What is expected> Work through the material below line by line and say how many lines include the word "center". Only the number, please.

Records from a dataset
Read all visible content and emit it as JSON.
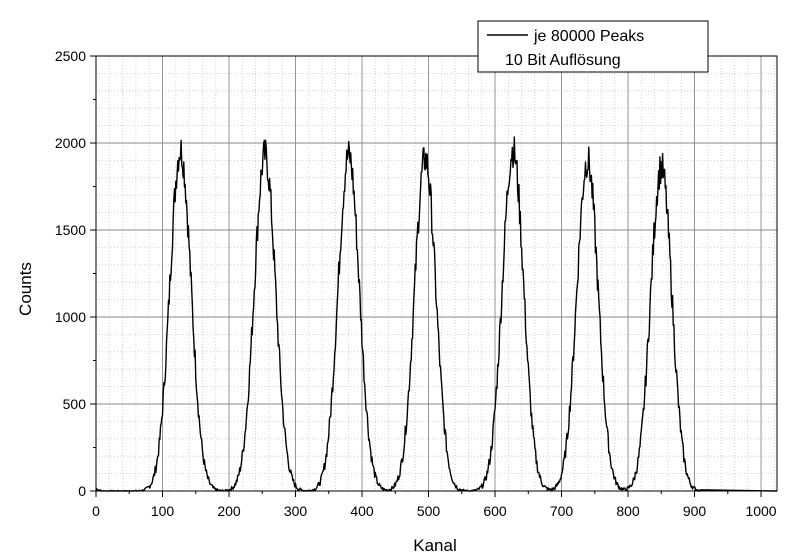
{
  "chart_data": {
    "type": "line",
    "xlabel": "Kanal",
    "ylabel": "Counts",
    "xlim": [
      0,
      1024
    ],
    "ylim": [
      0,
      2500
    ],
    "x_ticks": [
      "0",
      "100",
      "200",
      "300",
      "400",
      "500",
      "600",
      "700",
      "800",
      "900",
      "1000"
    ],
    "y_ticks": [
      "0",
      "500",
      "1000",
      "1500",
      "2000",
      "2500"
    ],
    "grid": true,
    "legend_position": "top-right",
    "legend": [
      "je 80000 Peaks",
      "10 Bit Auflösung"
    ],
    "series": [
      {
        "name": "je 80000 Peaks",
        "color": "#000000",
        "peaks": [
          {
            "center": 127,
            "height": 1960,
            "sigma": 16
          },
          {
            "center": 254,
            "height": 1930,
            "sigma": 16
          },
          {
            "center": 380,
            "height": 1930,
            "sigma": 16
          },
          {
            "center": 495,
            "height": 1910,
            "sigma": 16
          },
          {
            "center": 627,
            "height": 1960,
            "sigma": 16
          },
          {
            "center": 739,
            "height": 1900,
            "sigma": 16
          },
          {
            "center": 850,
            "height": 1860,
            "sigma": 16
          }
        ],
        "baseline_start_counts": 15
      }
    ]
  }
}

Exercise result> 7